Stored data entries:
╭──
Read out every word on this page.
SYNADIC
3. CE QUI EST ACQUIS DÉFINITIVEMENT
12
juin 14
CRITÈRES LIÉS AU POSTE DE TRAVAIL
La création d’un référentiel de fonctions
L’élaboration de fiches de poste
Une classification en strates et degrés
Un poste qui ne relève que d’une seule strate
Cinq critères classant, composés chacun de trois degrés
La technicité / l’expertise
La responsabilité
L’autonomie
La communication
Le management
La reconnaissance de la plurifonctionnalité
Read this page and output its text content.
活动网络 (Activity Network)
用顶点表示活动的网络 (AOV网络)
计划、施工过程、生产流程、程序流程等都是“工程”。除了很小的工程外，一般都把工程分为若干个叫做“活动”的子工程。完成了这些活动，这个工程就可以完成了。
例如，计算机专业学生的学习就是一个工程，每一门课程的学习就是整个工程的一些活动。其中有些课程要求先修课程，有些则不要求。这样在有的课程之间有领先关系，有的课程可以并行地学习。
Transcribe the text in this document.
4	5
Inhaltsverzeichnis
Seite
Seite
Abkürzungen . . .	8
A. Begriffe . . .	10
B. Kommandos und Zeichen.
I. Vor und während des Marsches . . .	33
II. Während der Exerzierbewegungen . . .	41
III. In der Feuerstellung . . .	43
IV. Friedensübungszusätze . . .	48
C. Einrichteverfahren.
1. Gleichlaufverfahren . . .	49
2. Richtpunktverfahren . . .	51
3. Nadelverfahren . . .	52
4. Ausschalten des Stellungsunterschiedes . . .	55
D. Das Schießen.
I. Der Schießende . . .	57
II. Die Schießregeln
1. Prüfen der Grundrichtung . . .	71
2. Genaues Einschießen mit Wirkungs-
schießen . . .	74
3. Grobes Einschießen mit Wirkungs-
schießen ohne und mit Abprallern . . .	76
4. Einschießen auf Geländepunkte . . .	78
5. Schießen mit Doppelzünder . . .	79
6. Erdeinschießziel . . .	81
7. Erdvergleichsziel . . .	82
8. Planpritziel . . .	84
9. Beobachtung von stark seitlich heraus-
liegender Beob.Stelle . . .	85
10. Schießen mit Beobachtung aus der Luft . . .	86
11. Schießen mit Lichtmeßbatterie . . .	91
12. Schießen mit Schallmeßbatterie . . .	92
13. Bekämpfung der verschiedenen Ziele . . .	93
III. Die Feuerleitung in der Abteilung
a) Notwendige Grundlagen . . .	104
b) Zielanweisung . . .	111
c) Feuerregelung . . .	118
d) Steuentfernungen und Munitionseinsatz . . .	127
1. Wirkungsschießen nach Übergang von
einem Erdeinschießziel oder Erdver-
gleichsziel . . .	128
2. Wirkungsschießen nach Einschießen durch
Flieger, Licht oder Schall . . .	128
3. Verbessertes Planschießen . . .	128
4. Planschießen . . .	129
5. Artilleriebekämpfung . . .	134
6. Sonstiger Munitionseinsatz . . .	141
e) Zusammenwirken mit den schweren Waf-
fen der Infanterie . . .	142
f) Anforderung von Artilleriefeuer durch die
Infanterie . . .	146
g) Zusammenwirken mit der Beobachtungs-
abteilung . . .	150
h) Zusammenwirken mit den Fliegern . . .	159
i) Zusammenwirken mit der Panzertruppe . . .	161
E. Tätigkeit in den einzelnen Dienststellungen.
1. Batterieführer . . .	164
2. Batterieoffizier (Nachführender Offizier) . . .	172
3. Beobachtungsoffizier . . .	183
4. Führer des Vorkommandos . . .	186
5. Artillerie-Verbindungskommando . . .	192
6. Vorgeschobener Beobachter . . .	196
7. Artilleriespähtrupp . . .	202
╰──
WHAT TO DO = Give the number of lines above that hold the word "page", and nothing more.

OUTPUT = 2